(Texto para leitura):
• • • • • • •

À comunidade, o ônus da omissão: assim como o hospital público não pode ser fechado, delegacias de polícia têm de continuar atendendo e o recolhimento do lixo não pode deixar de ser feito, a cultura (entendida aqui como o "fazer artístico") não pode deixar de ser incentivada, estimulada, abrigada e divulgada. Oxigênio, fermento, enraizamento.
Um caminho alternativo, que não deixasse de cobrar a parte que cabe ao poder público e ainda pudesse viabilizar as iniciativas culturais, principalmente as oriundas dos centros periféricos menores, seria a criação de uma espécie de Fundação Cultural Comunitária. Organismo ágil e pouco burocratizado, poderia concentrar todas as iniciativas culturais da cidade, desde a produção local, passando pelo nucleamento e organização dos produtores culturais e criação de calendários, assumindo os procedimentos administrativos que permitissem acesso aos equipamentos instalados, passando pela incorporação de secretarias, diretorias, assessorias e outras "rias" de cultura, inoperantes e paquidérmicas. Instituída por lei, seria composta por uma diretoria executiva e um conselho de notáveis, formado por elementos da própria comunidade e com comprovada folha de serviços prestados na área da cultura. O diretor principal poderia ser escolhido de uma lista tríplice, por indicação da própria comunidade e referendada pelo poder público. A manutenção desse aparelho poderia ser feita por meio de dotação de x percentual do orçamento do município. Aparentemente complexa, tal estrutura seria bem razoável e economicamente mais viável que os atuais esquemas oficiais que tentam manter ou concentrar a administração cultural das cidades, cupins das poucas verbas, armários de traças e empregos. A complementação orçamentária, necessária ao custeio de si mesma e dos projetos e iniciativas culturais da cidade, seria objeto do esforço comum em gestões com empresas, de receitas oriundas da negociação e comercialização do produto cultural na própria comunidade e através da otimização do uso das leis de incentivo. Ações conjuntas e conjugadas, com planejamento e profissionalismo, talvez pudessem criar um clima de adesões sem vestígios de filantropia ou mecenato, em que o critério fosse a qualidade e o retorno medido pela participação popular.

• • • • • • •

(Dados fornecidos):
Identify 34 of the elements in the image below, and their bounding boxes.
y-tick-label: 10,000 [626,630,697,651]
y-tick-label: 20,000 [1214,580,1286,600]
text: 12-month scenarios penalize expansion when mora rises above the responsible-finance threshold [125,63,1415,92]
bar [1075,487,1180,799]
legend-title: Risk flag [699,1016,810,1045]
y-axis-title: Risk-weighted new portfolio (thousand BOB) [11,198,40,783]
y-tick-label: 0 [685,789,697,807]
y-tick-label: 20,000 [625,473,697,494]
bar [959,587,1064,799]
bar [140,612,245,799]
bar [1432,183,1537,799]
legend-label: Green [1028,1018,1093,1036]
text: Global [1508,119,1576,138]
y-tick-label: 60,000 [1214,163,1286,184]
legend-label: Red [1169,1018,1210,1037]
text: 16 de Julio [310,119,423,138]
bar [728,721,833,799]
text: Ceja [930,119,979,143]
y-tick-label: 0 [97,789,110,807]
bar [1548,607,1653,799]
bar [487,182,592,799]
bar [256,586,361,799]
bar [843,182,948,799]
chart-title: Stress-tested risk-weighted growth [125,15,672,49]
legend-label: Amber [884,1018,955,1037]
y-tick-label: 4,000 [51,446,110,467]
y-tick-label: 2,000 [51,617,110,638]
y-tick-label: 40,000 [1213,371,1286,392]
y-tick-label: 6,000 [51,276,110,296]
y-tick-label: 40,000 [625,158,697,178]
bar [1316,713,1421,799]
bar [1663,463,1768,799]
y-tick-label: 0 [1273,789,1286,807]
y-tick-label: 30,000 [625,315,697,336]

• • • • • • •

(Enunciado 1):
Responda com base no texto:
(a) Que serviços públicos o texto cita como exemplos do que não pode deixar de funcionar, assim como a cultura?
(b) De que forma seria escolhido o diretor principal da Fundação Cultural Comunitária?
(c) Qual seria o critério no clima de adesões que as ações conjuntas talvez pudessem criar?
(Enunciado 2): Devolva, sem nenhuma alteração, o trecho do texto que vai de "À comunidade, o" até "Oxigênio, fermento, enraizamento.".

(Resposta 1):
(a) O hospital público, que não pode ser fechado, as delegacias de polícia, que têm de continuar atendendo, e o recolhimento do lixo, que não pode deixar de ser feito.
(b) A partir de uma lista tríplice, por indicação da própria comunidade e referendada pelo poder público.
(c) A qualidade, com o retorno medido pela participação popular.

(Resposta 2):
À comunidade, o ônus da omissão: assim como o hospital público não pode ser fechado, delegacias de polícia têm de continuar atendendo e o recolhimento do lixo não pode deixar de ser feito, a cultura (entendida aqui como o "fazer artístico") não pode deixar de ser incentivada, estimulada, abrigada e divulgada. Oxigênio, fermento, enraizamento.